● THE PROBLEM:
The entries below should be transcribed in their entirety, exactly as written.

● STORED ROWS:
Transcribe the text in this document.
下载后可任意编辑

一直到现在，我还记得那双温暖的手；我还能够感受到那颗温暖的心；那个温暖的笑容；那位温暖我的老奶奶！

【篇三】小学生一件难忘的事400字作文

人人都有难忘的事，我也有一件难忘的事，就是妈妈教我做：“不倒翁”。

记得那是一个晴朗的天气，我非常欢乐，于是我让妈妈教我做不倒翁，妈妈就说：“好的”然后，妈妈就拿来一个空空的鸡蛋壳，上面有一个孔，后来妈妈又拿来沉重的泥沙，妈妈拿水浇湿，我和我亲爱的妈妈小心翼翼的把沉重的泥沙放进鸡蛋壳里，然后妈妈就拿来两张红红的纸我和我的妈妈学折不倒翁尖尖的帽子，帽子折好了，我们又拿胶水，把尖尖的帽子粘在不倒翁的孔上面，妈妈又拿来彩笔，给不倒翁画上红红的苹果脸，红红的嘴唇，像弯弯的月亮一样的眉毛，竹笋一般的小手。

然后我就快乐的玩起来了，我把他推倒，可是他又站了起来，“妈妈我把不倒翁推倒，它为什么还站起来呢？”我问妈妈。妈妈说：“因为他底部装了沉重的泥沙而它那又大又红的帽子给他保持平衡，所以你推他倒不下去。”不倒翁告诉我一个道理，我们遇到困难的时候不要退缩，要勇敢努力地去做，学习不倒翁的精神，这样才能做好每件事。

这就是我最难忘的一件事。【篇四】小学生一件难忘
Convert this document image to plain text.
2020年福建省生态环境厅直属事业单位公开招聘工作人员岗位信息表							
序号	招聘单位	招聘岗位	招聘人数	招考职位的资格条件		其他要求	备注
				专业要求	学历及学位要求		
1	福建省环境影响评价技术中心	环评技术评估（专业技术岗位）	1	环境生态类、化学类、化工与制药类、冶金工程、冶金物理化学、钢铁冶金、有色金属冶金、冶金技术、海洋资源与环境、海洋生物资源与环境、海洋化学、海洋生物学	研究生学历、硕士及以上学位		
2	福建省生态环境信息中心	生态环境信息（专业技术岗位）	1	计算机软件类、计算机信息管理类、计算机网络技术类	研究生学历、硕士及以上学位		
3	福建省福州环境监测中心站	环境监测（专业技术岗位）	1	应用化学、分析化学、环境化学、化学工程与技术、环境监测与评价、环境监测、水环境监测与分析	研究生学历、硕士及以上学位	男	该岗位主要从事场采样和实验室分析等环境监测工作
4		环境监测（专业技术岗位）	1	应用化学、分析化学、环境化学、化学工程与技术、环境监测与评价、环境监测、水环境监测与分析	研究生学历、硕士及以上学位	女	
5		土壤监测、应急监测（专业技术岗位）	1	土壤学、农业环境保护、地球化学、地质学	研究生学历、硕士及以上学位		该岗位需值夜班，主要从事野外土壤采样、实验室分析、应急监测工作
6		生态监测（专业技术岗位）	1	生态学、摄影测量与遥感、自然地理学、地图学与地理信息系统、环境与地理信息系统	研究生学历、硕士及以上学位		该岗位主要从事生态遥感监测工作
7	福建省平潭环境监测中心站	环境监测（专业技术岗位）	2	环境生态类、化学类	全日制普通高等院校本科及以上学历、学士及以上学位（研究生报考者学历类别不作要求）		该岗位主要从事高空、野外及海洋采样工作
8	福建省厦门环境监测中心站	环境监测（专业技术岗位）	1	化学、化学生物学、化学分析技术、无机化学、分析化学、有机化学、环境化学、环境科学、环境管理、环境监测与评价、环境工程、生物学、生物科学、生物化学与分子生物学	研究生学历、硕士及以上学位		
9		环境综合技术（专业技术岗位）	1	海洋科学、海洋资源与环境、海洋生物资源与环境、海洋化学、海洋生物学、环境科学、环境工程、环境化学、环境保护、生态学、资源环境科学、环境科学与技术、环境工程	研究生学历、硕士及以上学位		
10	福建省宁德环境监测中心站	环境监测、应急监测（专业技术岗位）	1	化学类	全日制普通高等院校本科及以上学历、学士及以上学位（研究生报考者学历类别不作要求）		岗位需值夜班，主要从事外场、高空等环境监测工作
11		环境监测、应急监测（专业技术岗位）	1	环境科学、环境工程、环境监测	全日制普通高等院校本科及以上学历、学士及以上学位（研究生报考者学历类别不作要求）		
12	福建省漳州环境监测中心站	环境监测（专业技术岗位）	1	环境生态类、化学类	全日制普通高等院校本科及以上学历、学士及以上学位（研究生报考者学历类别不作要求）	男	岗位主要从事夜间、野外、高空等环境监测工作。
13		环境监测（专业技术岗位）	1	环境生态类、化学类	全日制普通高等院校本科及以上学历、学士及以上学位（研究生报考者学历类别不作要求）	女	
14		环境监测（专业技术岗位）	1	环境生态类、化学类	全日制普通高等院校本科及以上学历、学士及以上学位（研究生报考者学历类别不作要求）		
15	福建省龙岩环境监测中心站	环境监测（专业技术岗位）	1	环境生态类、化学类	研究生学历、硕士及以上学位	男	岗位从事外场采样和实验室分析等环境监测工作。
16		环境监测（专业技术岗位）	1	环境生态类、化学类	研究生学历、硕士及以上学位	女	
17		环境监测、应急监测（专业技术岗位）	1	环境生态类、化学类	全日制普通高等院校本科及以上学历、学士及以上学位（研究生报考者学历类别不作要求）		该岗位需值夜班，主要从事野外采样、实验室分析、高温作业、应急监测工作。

● RESPONSE BELOW:
Transcribe the text in this document.
下载后可任意编辑

一直到现在，我还记得那双温暖的手；我还能够感受到那颗温暖的心；那个温暖的笑容；那位温暖我的老奶奶！

【篇三】小学生一件难忘的事400字作文

人人都有难忘的事，我也有一件难忘的事，就是妈妈教我做：“不倒翁”。

记得那是一个晴朗的天气，我非常欢乐，于是我让妈妈教我做不倒翁，妈妈就说：“好的”然后，妈妈就拿来一个空空的鸡蛋壳，上面有一个孔，后来妈妈又拿来沉重的泥沙，妈妈拿水浇湿，我和我亲爱的妈妈小心翼翼的把沉重的泥沙放进鸡蛋壳里，然后妈妈就拿来两张红红的纸我和我的妈妈学折不倒翁尖尖的帽子，帽子折好了，我们又拿胶水，把尖尖的帽子粘在不倒翁的孔上面，妈妈又拿来彩笔，给不倒翁画上红红的苹果脸，红红的嘴唇，像弯弯的月亮一样的眉毛，竹笋一般的小手。

然后我就快乐的玩起来了，我把他推倒，可是他又站了起来，“妈妈我把不倒翁推倒，它为什么还站起来呢？”我问妈妈。妈妈说：“因为他底部装了沉重的泥沙而它那又大又红的帽子给他保持平衡，所以你推他倒不下去。”不倒翁告诉我一个道理，我们遇到困难的时候不要退缩，要勇敢努力地去做，学习不倒翁的精神，这样才能做好每件事。

这就是我最难忘的一件事。【篇四】小学生一件难忘
Convert this document image to plain text.
2020年福建省生态环境厅直属事业单位公开招聘工作人员岗位信息表							
序号	招聘单位	招聘岗位	招聘人数	招考职位的资格条件		其他要求	备注
				专业要求	学历及学位要求		
1	福建省环境影响评价技术中心	环评技术评估（专业技术岗位）	1	环境生态类、化学类、化工与制药类、冶金工程、冶金物理化学、钢铁冶金、有色金属冶金、冶金技术、海洋资源与环境、海洋生物资源与环境、海洋化学、海洋生物学	研究生学历、硕士及以上学位		
2	福建省生态环境信息中心	生态环境信息（专业技术岗位）	1	计算机软件类、计算机信息管理类、计算机网络技术类	研究生学历、硕士及以上学位		
3	福建省福州环境监测中心站	环境监测（专业技术岗位）	1	应用化学、分析化学、环境化学、化学工程与技术、环境监测与评价、环境监测、水环境监测与分析	研究生学历、硕士及以上学位	男	该岗位主要从事场采样和实验室分析等环境监测工作
4		环境监测（专业技术岗位）	1	应用化学、分析化学、环境化学、化学工程与技术、环境监测与评价、环境监测、水环境监测与分析	研究生学历、硕士及以上学位	女	
5		土壤监测、应急监测（专业技术岗位）	1	土壤学、农业环境保护、地球化学、地质学	研究生学历、硕士及以上学位		该岗位需值夜班，主要从事野外土壤采样、实验室分析、应急监测工作
6		生态监测（专业技术岗位）	1	生态学、摄影测量与遥感、自然地理学、地图学与地理信息系统、环境与地理信息系统	研究生学历、硕士及以上学位		该岗位主要从事生态遥感监测工作
7	福建省平潭环境监测中心站	环境监测（专业技术岗位）	2	环境生态类、化学类	全日制普通高等院校本科及以上学历、学士及以上学位（研究生报考者学历类别不作要求）		该岗位主要从事高空、野外及海洋采样工作
8	福建省厦门环境监测中心站	环境监测（专业技术岗位）	1	化学、化学生物学、化学分析技术、无机化学、分析化学、有机化学、环境化学、环境科学、环境管理、环境监测与评价、环境工程、生物学、生物科学、生物化学与分子生物学	研究生学历、硕士及以上学位		
9		环境综合技术（专业技术岗位）	1	海洋科学、海洋资源与环境、海洋生物资源与环境、海洋化学、海洋生物学、环境科学、环境工程、环境化学、环境保护、生态学、资源环境科学、环境科学与技术、环境工程	研究生学历、硕士及以上学位		
10	福建省宁德环境监测中心站	环境监测、应急监测（专业技术岗位）	1	化学类	全日制普通高等院校本科及以上学历、学士及以上学位（研究生报考者学历类别不作要求）		岗位需值夜班，主要从事外场、高空等环境监测工作
11		环境监测、应急监测（专业技术岗位）	1	环境科学、环境工程、环境监测	全日制普通高等院校本科及以上学历、学士及以上学位（研究生报考者学历类别不作要求）		
12	福建省漳州环境监测中心站	环境监测（专业技术岗位）	1	环境生态类、化学类	全日制普通高等院校本科及以上学历、学士及以上学位（研究生报考者学历类别不作要求）	男	岗位主要从事夜间、野外、高空等环境监测工作。
13		环境监测（专业技术岗位）	1	环境生态类、化学类	全日制普通高等院校本科及以上学历、学士及以上学位（研究生报考者学历类别不作要求）	女	
14		环境监测（专业技术岗位）	1	环境生态类、化学类	全日制普通高等院校本科及以上学历、学士及以上学位（研究生报考者学历类别不作要求）		
15	福建省龙岩环境监测中心站	环境监测（专业技术岗位）	1	环境生态类、化学类	研究生学历、硕士及以上学位	男	岗位从事外场采样和实验室分析等环境监测工作。
16		环境监测（专业技术岗位）	1	环境生态类、化学类	研究生学历、硕士及以上学位	女	
17		环境监测、应急监测（专业技术岗位）	1	环境生态类、化学类	全日制普通高等院校本科及以上学历、学士及以上学位（研究生报考者学历类别不作要求）		该岗位需值夜班，主要从事野外采样、实验室分析、高温作业、应急监测工作。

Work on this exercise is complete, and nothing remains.